**What the task requires**
Each line that holds the word "πίστεως" is to be identified and copied.

## Start Supplied information

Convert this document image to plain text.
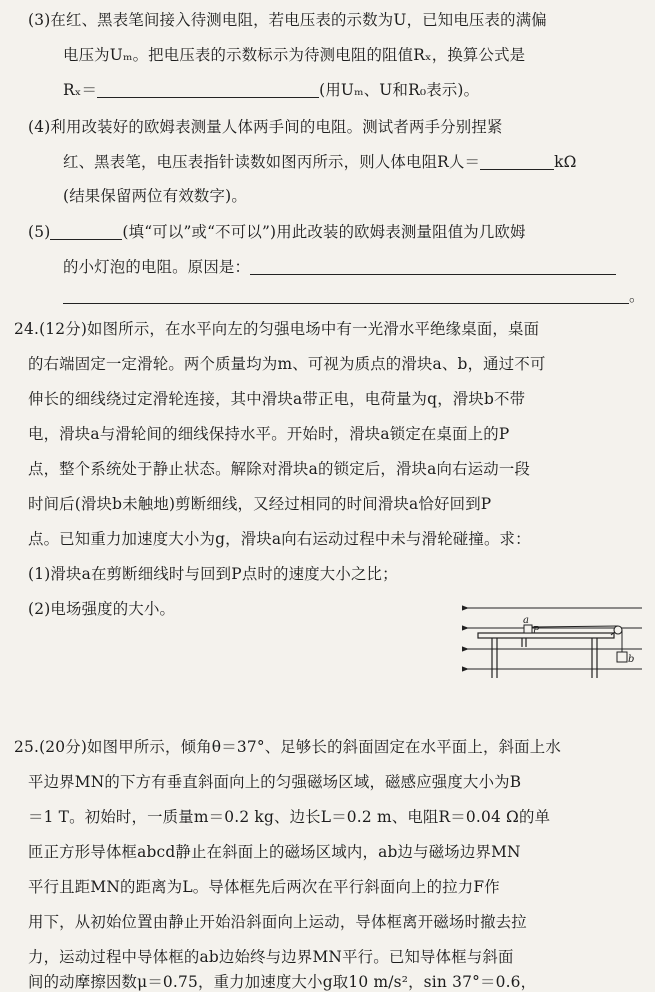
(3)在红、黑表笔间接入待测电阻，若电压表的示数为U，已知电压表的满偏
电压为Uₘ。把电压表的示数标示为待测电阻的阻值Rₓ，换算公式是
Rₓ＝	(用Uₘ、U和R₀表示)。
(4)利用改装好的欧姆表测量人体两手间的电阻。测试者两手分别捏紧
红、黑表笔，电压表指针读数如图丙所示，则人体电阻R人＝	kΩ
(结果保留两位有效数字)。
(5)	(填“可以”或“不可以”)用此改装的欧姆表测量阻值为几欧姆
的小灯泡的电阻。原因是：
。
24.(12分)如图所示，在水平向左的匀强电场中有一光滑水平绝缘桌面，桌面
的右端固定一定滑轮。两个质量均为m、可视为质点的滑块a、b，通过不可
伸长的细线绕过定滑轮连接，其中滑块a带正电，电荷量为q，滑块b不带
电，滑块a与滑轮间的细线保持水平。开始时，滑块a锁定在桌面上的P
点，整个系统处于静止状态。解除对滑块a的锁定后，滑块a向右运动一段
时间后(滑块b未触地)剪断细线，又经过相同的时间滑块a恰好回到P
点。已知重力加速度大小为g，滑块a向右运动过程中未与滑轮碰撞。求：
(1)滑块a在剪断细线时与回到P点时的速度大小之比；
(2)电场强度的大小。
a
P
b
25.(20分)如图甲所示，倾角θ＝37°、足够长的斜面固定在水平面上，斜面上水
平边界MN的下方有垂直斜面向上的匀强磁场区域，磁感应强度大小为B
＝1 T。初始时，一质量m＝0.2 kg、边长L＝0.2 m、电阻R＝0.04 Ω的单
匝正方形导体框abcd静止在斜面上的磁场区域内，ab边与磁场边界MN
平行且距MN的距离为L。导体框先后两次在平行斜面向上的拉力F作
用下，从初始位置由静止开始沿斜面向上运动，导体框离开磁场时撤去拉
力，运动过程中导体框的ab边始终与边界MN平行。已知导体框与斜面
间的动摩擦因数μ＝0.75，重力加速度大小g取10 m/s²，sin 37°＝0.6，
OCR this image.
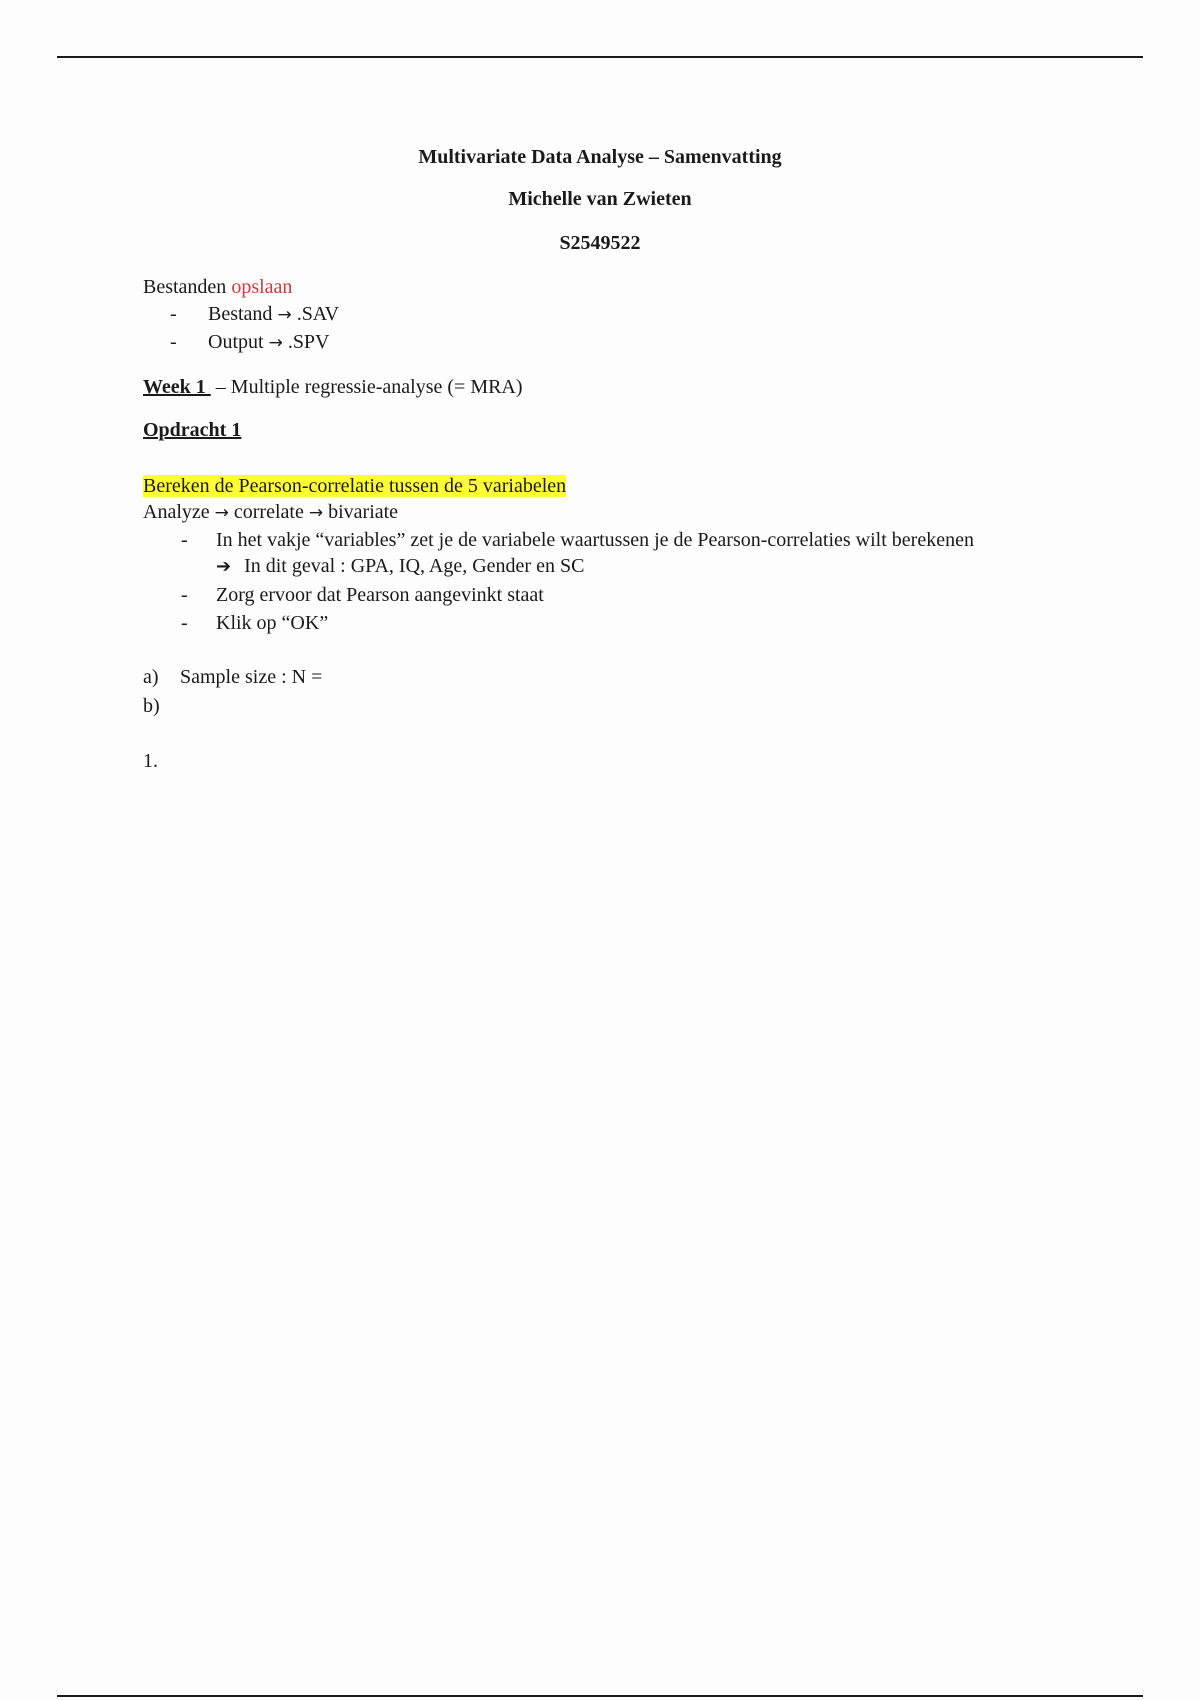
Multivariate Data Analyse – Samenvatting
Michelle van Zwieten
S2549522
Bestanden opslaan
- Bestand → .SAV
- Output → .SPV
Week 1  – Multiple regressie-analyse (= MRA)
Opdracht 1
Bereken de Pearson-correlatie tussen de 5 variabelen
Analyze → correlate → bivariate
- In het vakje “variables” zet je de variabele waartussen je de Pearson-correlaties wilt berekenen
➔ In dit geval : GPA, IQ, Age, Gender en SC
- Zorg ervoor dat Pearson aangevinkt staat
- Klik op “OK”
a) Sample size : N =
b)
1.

## End Supplied information
## Start Supplied information

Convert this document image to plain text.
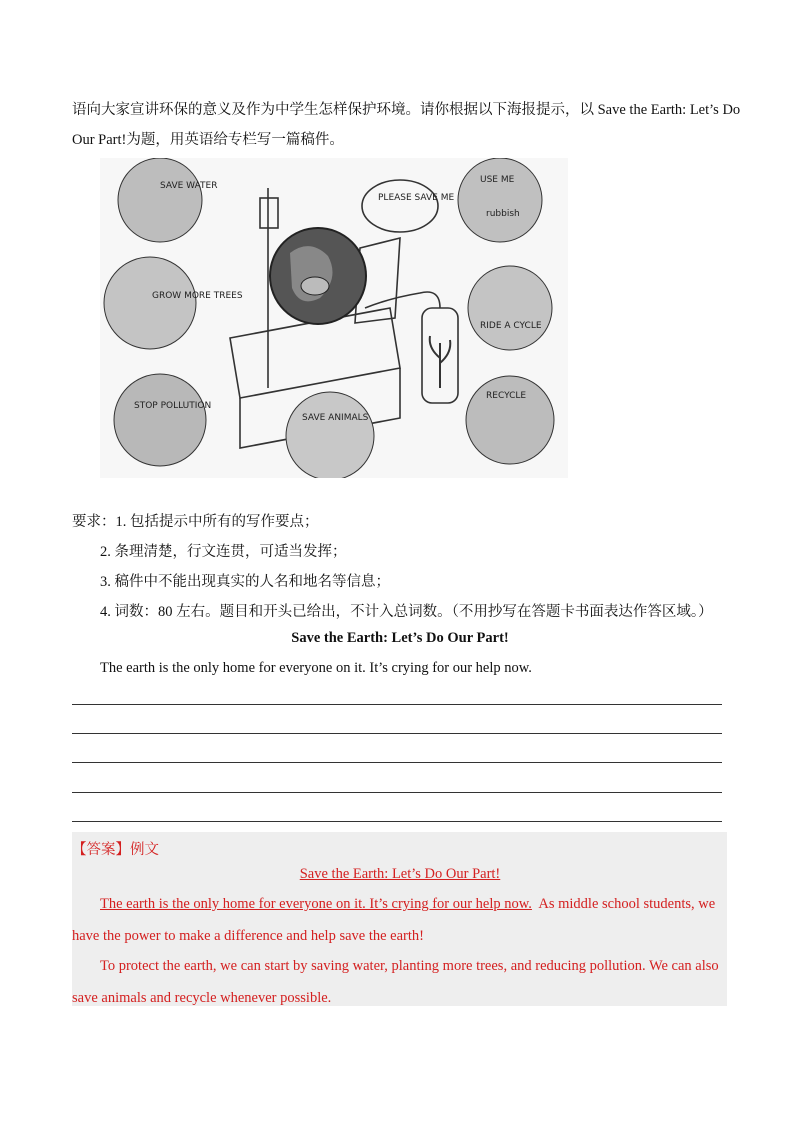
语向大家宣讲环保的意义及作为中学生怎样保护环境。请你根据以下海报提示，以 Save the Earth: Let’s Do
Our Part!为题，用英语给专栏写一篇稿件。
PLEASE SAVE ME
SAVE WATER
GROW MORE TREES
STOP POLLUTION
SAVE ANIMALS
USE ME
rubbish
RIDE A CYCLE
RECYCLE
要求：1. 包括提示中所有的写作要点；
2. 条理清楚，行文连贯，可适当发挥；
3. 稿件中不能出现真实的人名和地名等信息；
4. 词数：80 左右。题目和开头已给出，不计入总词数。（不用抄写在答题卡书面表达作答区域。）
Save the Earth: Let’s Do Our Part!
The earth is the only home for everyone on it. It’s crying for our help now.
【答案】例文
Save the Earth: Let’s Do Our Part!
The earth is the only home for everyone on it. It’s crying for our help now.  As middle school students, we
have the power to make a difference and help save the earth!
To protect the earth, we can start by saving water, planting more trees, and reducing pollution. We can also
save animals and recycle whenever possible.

## End Supplied information
## Start Supplied information

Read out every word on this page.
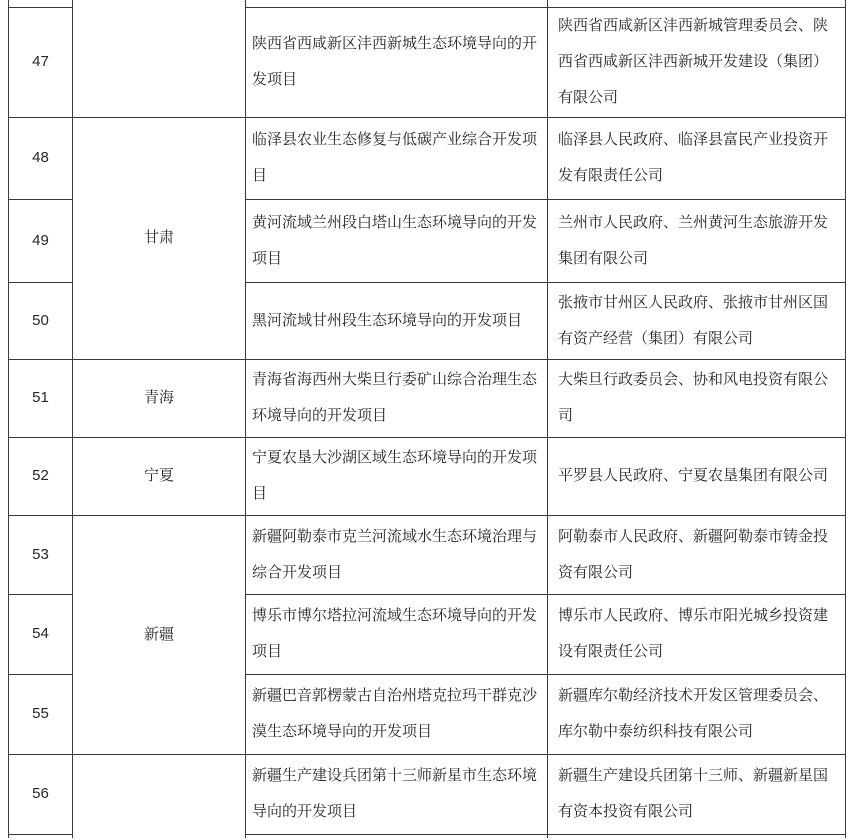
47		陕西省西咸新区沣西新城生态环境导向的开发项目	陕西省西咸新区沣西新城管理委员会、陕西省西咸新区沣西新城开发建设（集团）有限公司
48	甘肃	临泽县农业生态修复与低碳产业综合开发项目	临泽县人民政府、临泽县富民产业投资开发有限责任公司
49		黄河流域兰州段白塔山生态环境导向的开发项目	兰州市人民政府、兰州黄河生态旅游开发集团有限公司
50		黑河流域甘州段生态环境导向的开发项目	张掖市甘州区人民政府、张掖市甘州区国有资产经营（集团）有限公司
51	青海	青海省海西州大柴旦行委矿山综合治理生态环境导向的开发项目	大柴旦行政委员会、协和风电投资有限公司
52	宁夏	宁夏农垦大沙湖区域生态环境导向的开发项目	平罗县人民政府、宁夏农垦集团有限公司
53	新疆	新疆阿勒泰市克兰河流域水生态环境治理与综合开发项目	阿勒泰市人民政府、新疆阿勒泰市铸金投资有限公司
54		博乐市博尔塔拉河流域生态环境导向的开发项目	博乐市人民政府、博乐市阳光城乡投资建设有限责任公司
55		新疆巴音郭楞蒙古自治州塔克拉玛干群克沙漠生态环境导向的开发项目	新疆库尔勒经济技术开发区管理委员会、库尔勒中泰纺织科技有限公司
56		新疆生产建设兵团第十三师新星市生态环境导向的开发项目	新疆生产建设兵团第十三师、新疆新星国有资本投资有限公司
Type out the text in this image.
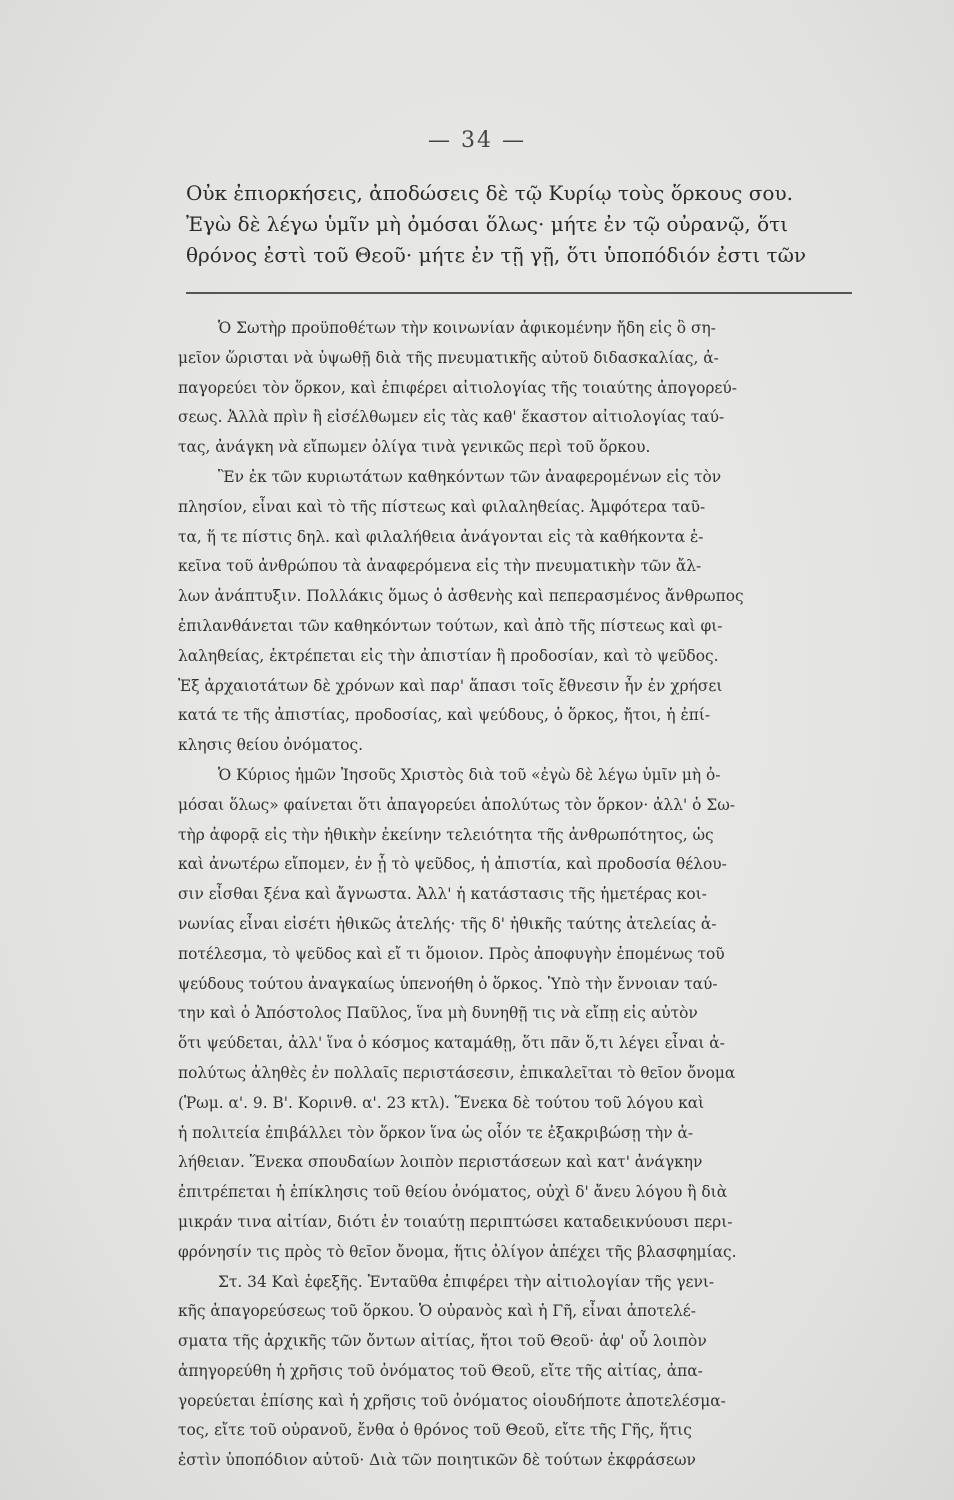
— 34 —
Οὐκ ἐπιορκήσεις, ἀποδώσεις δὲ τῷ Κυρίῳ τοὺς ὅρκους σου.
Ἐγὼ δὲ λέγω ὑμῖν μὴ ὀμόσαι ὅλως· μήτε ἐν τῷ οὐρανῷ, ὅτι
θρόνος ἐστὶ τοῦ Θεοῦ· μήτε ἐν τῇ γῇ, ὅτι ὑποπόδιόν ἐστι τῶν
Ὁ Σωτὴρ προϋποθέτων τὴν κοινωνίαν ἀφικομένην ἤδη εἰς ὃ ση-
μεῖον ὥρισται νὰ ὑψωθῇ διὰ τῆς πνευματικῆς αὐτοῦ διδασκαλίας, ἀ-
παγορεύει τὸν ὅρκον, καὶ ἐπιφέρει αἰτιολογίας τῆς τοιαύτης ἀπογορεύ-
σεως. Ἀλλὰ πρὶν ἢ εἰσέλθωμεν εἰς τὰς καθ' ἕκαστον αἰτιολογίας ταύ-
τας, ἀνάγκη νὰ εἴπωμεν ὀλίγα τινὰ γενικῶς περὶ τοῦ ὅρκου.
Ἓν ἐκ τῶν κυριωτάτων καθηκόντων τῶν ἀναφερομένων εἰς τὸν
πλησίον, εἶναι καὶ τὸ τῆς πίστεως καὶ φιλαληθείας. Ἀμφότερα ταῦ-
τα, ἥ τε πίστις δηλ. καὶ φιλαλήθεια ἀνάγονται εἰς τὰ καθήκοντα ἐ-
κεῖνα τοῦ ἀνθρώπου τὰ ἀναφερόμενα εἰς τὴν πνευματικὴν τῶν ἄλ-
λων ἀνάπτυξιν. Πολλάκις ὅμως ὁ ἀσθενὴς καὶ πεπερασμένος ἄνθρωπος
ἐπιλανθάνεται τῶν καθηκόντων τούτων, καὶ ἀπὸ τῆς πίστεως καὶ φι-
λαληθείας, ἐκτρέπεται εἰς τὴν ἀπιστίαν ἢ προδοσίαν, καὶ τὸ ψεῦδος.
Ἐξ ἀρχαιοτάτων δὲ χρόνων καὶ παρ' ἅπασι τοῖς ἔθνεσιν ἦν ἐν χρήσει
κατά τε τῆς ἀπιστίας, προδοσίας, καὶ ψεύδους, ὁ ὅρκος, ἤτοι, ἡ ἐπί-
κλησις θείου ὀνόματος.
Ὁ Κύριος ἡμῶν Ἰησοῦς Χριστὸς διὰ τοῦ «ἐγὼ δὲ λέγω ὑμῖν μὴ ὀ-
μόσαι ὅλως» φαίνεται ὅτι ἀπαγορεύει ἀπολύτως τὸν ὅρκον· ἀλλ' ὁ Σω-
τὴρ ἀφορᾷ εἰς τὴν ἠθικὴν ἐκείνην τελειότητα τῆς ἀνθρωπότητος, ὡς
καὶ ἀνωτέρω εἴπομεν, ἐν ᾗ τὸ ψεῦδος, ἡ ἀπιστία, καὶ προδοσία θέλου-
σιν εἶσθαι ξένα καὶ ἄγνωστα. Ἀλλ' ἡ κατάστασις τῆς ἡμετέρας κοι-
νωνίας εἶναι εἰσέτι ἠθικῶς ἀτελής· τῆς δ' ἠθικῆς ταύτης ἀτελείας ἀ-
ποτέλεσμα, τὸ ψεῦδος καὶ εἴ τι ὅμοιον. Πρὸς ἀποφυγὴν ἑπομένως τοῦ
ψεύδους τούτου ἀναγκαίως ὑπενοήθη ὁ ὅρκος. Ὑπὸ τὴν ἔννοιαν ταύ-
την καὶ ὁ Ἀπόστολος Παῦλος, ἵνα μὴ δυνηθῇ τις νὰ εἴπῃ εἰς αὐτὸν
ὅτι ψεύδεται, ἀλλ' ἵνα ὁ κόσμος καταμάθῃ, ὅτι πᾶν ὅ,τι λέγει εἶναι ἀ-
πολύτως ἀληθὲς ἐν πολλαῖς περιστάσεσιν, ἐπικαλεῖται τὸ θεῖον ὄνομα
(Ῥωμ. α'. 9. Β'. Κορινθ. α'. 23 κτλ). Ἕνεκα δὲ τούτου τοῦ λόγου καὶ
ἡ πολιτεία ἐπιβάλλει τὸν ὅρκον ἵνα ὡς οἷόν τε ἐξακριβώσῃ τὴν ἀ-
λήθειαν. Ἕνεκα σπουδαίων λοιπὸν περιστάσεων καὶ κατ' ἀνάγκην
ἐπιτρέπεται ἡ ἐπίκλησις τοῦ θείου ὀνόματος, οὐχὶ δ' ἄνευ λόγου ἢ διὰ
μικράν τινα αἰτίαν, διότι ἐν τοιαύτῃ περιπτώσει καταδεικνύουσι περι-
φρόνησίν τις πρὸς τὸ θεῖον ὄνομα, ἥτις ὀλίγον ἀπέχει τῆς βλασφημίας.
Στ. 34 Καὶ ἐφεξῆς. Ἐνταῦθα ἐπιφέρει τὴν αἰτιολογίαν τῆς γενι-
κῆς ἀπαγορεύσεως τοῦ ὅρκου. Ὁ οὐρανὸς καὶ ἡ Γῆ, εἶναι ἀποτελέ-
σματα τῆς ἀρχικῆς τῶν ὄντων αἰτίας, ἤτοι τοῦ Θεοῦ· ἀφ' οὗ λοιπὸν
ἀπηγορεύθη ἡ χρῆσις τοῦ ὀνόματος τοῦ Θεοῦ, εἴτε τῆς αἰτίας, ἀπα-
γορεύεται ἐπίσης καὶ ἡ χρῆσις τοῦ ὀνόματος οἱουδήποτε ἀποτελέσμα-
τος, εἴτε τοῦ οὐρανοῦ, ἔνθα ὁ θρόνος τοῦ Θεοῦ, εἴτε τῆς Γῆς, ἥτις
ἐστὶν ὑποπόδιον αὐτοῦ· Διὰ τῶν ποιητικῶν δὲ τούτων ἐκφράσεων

## End Supplied information

**The solution**
πλησίον, εἶναι καὶ τὸ τῆς πίστεως καὶ φιλαληθείας. Ἀμφότερα ταῦ-
ἐπιλανθάνεται τῶν καθηκόντων τούτων, καὶ ἀπὸ τῆς πίστεως καὶ φι-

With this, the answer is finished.